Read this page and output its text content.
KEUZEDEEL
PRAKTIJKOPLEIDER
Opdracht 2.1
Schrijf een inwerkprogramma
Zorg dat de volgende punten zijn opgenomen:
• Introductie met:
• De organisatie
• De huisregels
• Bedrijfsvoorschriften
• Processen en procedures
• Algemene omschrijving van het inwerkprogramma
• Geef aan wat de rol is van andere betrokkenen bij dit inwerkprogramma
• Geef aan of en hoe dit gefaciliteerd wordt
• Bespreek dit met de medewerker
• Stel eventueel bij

════════════════

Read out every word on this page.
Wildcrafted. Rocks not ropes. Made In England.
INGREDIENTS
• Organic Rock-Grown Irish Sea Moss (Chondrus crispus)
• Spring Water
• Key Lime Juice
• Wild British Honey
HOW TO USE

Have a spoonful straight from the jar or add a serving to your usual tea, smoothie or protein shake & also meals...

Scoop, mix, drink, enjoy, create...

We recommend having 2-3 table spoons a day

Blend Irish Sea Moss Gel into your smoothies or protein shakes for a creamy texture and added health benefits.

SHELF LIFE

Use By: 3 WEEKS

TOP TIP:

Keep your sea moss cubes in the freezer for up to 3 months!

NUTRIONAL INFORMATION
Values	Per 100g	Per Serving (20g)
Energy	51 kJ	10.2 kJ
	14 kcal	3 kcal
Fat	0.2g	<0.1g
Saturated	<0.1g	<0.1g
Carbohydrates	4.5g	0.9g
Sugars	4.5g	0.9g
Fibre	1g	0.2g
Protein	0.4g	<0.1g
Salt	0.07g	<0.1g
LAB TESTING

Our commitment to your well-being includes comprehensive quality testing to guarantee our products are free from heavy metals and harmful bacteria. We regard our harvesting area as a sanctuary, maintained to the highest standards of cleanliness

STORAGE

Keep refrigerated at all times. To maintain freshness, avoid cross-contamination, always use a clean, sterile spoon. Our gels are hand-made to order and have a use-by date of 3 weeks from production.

════════════════

Directions |
Pull each line holding "Geef" out of the listing.

Completed task |
• Geef aan wat de rol is van andere betrokkenen bij dit inwerkprogramma
• Geef aan of en hoe dit gefaciliteerd wordt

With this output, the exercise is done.